Exercise prompt:
Select all lines in the records that include "contagion".

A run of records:
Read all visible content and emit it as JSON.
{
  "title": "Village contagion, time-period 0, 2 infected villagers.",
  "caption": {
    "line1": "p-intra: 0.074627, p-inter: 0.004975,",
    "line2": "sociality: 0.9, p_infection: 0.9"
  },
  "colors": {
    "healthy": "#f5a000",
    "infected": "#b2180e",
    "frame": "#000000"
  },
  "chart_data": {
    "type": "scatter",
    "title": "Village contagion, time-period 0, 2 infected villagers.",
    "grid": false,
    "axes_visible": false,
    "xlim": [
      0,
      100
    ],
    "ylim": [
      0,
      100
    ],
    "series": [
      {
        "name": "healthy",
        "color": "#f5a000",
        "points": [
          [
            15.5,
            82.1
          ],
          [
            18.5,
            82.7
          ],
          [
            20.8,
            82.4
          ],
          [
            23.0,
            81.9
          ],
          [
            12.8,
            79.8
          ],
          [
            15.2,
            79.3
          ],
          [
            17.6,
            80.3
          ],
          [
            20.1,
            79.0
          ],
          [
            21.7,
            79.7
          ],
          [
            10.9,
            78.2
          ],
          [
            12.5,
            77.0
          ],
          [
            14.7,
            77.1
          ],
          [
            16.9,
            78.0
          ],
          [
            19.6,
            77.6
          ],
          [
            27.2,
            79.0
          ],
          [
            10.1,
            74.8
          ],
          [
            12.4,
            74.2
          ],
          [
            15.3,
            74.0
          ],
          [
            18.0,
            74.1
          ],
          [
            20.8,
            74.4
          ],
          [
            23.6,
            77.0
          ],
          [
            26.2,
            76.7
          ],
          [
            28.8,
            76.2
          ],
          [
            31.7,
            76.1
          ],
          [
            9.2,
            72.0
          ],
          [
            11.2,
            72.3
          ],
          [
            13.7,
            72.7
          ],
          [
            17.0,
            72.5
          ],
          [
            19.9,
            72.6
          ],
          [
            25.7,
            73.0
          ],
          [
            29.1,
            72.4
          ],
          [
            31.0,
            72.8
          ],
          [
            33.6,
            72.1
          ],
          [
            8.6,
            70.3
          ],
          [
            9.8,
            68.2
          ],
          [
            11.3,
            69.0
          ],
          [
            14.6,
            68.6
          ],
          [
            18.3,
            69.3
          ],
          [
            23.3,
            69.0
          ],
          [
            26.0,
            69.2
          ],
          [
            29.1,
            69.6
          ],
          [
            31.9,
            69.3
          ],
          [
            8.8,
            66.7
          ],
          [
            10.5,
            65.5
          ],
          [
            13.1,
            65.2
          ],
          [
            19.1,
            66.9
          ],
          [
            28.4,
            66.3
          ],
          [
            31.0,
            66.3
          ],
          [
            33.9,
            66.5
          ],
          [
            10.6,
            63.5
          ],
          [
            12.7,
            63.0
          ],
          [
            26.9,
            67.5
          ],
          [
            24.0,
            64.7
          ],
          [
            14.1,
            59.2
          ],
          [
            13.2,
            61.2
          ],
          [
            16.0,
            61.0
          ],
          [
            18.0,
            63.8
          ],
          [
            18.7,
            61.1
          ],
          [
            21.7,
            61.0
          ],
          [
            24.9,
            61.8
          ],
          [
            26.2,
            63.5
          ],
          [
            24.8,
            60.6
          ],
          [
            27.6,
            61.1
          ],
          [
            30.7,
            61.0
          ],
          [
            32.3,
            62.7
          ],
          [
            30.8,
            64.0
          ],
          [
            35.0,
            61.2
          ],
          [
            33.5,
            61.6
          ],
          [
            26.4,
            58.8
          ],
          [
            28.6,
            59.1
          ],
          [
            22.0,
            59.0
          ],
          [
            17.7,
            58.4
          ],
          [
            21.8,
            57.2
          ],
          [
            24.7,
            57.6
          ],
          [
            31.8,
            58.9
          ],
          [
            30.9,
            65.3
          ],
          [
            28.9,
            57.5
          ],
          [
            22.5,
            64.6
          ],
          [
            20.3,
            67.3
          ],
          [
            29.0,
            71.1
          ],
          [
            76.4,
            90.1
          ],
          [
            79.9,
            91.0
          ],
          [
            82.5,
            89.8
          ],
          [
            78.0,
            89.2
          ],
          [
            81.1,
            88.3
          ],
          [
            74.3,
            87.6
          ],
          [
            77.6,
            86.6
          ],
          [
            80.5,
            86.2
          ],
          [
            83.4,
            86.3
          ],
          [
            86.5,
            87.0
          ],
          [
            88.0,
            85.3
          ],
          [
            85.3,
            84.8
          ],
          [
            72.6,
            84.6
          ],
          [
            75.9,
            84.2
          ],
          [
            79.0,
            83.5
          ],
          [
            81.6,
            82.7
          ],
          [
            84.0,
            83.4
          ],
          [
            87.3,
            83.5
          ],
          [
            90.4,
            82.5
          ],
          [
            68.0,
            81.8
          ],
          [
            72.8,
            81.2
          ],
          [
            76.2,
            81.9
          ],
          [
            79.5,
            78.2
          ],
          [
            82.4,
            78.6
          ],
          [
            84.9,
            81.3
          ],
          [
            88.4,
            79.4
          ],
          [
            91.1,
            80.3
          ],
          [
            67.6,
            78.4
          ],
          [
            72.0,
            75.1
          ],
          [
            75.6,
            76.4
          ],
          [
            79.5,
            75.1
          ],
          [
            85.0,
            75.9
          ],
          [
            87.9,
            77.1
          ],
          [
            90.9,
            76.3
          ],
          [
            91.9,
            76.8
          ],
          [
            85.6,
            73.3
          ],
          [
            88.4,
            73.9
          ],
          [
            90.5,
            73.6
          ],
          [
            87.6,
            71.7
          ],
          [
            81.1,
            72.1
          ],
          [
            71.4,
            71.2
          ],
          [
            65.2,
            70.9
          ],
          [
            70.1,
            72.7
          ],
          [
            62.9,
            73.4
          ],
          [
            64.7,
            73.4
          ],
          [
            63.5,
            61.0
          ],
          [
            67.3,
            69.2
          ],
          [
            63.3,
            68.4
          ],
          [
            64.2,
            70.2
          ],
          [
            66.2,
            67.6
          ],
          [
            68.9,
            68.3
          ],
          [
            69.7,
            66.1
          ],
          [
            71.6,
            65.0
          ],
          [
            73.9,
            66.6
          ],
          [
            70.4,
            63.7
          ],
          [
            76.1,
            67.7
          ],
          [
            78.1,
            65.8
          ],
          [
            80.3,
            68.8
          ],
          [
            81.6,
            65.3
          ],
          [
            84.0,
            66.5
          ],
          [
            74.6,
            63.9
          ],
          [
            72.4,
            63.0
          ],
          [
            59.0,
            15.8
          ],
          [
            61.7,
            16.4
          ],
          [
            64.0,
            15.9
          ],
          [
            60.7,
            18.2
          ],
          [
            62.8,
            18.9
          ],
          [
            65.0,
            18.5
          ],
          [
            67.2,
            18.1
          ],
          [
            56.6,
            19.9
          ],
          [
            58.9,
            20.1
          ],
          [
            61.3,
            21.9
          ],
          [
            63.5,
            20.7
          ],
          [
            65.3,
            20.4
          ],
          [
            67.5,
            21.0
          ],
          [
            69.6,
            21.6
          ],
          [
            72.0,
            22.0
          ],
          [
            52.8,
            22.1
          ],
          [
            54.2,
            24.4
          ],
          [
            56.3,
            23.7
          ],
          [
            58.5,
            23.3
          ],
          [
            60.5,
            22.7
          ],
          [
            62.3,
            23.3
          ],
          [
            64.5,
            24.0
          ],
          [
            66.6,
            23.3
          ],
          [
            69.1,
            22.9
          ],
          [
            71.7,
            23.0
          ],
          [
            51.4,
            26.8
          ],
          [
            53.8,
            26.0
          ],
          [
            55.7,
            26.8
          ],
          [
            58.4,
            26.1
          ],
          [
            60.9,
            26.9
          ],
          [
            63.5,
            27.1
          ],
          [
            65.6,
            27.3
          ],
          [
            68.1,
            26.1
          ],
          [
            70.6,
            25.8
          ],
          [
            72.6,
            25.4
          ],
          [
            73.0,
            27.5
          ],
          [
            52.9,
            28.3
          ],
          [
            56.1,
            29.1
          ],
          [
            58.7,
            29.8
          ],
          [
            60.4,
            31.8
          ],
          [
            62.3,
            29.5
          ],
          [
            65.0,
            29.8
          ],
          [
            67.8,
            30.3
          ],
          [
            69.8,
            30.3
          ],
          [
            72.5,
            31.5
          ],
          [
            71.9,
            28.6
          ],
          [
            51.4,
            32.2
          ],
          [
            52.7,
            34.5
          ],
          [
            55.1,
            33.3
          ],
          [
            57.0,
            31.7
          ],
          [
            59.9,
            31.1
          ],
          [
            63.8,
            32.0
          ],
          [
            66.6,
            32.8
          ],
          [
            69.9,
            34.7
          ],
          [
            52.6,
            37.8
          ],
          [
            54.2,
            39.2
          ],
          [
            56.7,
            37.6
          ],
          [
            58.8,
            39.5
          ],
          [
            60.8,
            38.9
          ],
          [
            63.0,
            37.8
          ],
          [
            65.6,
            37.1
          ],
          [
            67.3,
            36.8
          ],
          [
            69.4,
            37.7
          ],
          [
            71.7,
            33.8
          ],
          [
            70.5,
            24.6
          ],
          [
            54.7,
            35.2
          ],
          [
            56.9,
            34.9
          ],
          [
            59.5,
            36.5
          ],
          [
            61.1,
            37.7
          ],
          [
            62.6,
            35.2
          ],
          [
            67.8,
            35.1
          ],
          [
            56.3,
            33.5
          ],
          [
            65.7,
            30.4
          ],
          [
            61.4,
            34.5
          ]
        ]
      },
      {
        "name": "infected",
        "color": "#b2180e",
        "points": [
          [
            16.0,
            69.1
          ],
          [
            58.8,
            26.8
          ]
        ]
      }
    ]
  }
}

Response below:
  "title": "Village contagion, time-period 0, 2 infected villagers.",
    "title": "Village contagion, time-period 0, 2 infected villagers.",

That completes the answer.